Written exercise:
For each line that holds "texto", copy the line out.
----- Records to use -----
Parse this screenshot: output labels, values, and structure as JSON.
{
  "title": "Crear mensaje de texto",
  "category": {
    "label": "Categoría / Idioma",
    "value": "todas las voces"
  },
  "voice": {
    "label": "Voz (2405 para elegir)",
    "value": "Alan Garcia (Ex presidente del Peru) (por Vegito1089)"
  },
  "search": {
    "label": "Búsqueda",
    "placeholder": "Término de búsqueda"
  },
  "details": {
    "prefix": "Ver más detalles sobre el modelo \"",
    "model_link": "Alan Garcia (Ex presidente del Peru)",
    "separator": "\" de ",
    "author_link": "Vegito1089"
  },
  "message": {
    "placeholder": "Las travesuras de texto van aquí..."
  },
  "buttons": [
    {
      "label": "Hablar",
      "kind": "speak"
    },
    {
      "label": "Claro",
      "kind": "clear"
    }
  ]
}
-----
Correct response:
  "title": "Crear mensaje de texto",
    "placeholder": "Las travesuras de texto van aquí..."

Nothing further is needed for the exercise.